Job: Tally every line featuring "features", then give that tally alone.

Input records:

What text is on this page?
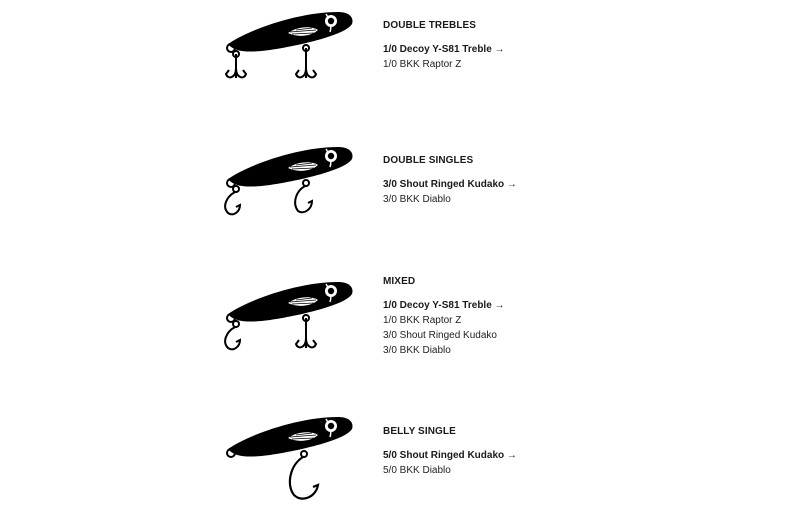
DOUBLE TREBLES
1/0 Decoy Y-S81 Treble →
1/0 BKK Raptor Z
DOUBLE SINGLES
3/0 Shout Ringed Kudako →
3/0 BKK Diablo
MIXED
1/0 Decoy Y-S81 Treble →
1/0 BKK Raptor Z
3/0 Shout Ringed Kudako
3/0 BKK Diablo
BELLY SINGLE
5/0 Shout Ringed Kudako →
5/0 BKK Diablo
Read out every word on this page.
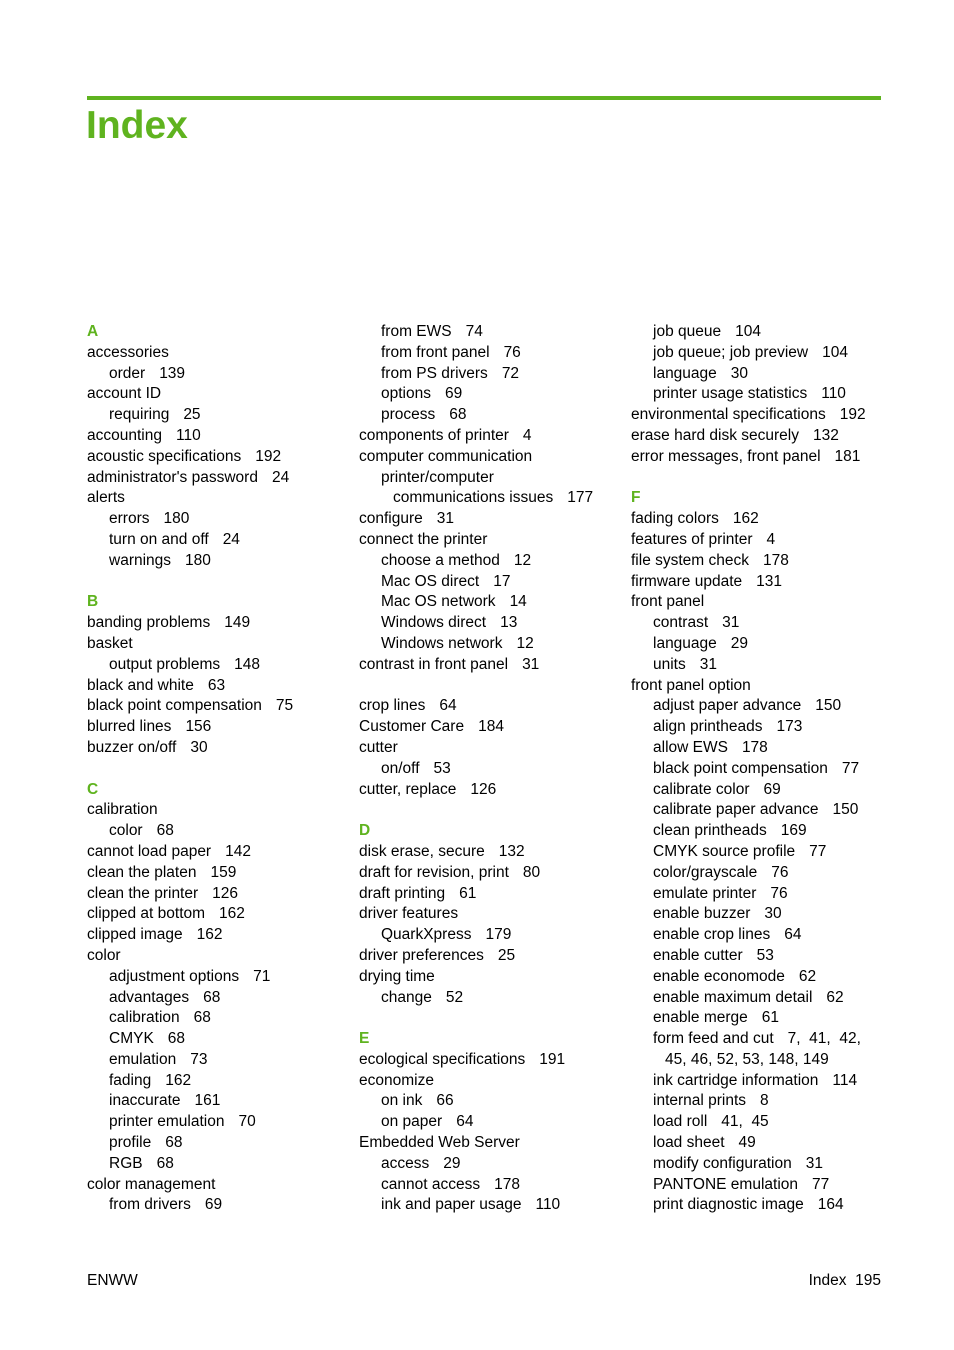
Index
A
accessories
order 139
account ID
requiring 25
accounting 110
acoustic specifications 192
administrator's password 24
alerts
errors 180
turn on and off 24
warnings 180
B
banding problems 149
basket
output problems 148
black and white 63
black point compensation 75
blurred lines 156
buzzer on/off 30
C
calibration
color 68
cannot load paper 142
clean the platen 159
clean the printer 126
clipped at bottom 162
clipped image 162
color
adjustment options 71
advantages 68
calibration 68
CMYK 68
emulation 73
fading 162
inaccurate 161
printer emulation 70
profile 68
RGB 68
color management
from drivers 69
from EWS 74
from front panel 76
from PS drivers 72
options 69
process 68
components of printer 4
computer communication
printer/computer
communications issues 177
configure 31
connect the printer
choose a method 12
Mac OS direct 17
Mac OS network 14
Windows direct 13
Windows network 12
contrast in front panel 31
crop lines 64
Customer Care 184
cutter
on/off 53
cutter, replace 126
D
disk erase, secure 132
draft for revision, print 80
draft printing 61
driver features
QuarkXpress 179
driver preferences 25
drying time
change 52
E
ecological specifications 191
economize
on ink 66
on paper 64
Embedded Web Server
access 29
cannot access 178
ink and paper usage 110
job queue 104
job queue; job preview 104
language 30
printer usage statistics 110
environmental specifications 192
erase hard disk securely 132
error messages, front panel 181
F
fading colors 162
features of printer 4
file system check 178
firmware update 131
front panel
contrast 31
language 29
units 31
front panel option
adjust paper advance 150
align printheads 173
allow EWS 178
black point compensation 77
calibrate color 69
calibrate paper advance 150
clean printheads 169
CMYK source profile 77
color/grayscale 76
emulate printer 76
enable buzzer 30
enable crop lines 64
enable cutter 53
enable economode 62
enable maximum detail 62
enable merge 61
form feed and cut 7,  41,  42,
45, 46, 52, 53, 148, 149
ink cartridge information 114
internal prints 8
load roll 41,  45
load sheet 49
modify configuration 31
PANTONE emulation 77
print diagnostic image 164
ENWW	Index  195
* * *
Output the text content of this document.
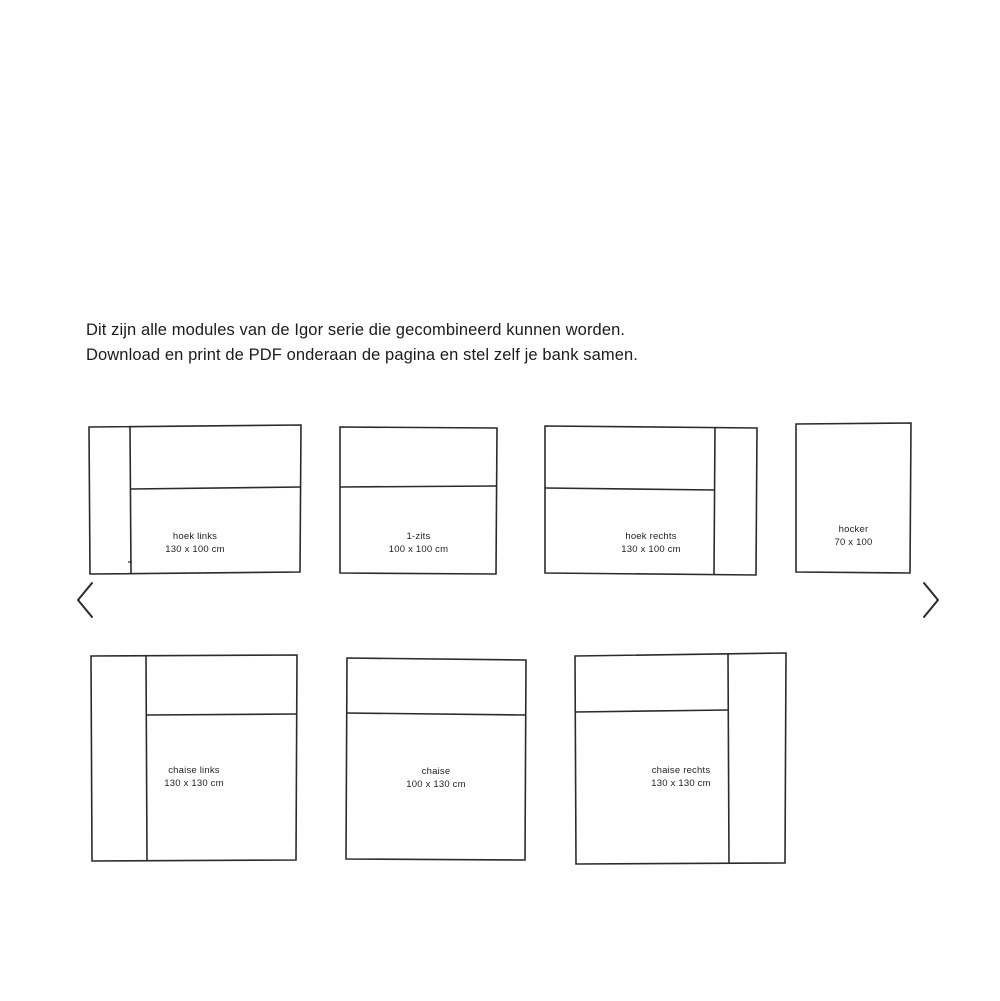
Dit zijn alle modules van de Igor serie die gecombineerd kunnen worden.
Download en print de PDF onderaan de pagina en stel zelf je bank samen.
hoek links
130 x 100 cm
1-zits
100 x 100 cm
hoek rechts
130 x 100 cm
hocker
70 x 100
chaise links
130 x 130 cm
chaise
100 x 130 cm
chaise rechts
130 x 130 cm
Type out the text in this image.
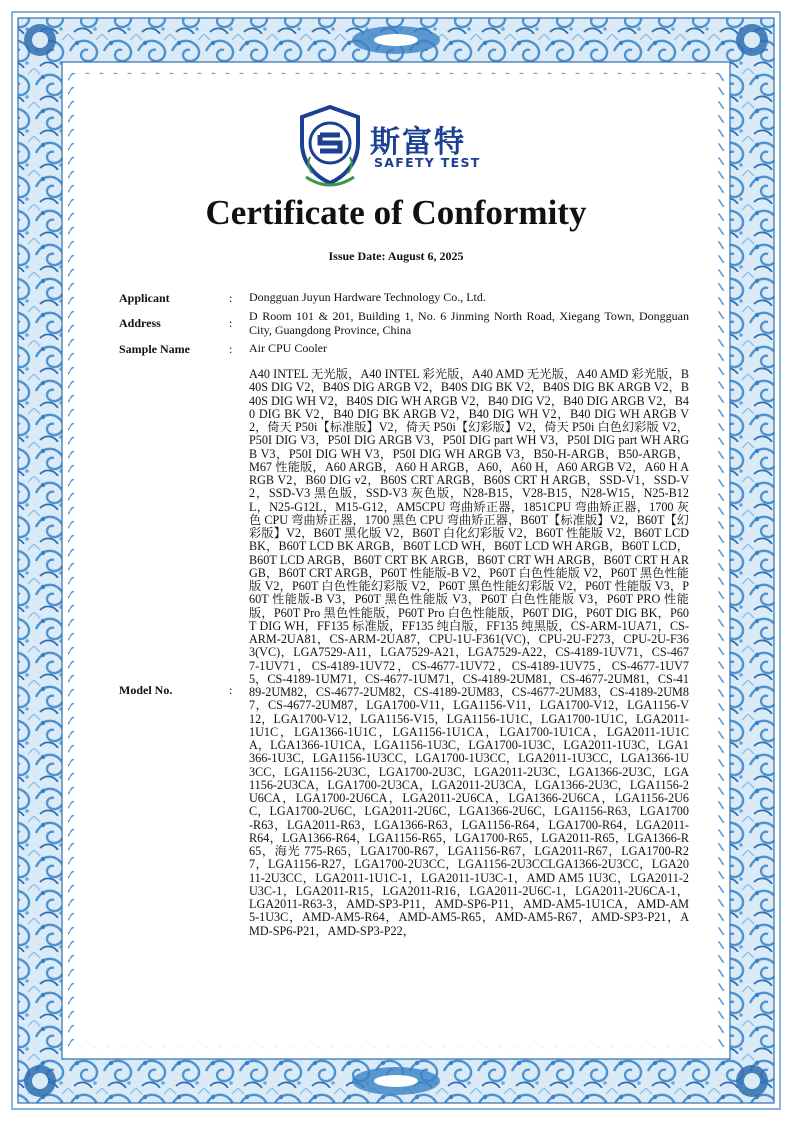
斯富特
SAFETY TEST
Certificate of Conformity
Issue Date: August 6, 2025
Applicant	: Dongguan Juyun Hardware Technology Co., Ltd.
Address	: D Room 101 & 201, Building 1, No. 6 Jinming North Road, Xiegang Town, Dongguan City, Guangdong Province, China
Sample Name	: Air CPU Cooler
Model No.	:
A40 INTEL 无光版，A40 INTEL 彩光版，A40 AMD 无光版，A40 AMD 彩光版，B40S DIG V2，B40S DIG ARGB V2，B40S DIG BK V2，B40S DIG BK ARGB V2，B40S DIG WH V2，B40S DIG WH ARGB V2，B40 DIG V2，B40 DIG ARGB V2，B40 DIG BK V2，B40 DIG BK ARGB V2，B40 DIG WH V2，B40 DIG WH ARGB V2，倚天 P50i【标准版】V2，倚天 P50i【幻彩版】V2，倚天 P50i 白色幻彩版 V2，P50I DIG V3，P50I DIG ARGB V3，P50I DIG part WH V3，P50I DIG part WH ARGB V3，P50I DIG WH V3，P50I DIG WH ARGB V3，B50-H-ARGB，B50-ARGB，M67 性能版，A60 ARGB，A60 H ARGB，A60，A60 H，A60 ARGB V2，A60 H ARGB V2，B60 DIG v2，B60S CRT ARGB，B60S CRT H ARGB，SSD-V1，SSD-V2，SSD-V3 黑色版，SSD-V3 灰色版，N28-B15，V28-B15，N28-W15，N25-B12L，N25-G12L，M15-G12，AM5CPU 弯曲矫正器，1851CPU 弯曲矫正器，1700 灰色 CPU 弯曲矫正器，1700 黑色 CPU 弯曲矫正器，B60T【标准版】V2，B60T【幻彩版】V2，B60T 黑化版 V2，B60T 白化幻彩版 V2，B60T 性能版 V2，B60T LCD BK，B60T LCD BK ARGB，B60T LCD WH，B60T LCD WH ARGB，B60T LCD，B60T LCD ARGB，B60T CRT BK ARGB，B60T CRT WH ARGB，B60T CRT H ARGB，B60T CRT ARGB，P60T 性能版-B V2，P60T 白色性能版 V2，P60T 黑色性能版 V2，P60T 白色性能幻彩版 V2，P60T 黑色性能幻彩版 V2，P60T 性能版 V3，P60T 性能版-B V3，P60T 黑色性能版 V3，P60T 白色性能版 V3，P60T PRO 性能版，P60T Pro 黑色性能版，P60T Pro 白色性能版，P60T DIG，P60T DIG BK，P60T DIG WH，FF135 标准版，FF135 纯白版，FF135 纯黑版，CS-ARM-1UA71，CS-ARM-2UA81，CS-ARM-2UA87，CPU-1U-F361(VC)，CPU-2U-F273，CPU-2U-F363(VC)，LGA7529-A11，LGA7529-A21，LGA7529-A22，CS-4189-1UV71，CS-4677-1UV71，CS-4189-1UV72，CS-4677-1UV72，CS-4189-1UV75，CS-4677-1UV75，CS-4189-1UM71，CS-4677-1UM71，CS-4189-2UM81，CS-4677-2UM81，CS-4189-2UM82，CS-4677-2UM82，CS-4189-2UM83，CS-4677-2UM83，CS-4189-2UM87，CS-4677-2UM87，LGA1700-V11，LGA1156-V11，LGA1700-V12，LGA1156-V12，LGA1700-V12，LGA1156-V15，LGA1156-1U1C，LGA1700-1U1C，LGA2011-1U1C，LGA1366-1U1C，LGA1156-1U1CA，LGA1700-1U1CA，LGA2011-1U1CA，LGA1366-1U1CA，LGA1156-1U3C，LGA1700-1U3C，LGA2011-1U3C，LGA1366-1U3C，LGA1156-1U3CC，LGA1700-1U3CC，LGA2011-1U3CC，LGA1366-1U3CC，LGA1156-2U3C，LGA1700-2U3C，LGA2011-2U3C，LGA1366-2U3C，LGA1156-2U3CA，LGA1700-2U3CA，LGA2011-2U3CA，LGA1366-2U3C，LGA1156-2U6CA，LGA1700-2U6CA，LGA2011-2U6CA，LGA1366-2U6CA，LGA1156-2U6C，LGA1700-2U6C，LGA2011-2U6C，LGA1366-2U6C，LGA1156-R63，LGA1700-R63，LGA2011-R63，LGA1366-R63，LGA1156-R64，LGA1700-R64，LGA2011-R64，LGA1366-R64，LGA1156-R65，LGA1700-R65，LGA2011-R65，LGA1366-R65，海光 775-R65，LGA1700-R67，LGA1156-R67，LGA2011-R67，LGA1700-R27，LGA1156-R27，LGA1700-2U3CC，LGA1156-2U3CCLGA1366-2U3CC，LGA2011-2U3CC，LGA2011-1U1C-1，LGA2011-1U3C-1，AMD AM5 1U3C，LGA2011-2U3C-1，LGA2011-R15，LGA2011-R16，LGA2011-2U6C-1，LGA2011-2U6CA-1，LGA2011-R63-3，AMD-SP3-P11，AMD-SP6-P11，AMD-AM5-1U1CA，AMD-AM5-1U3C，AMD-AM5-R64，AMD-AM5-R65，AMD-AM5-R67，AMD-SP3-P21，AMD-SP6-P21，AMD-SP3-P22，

Final answer: 2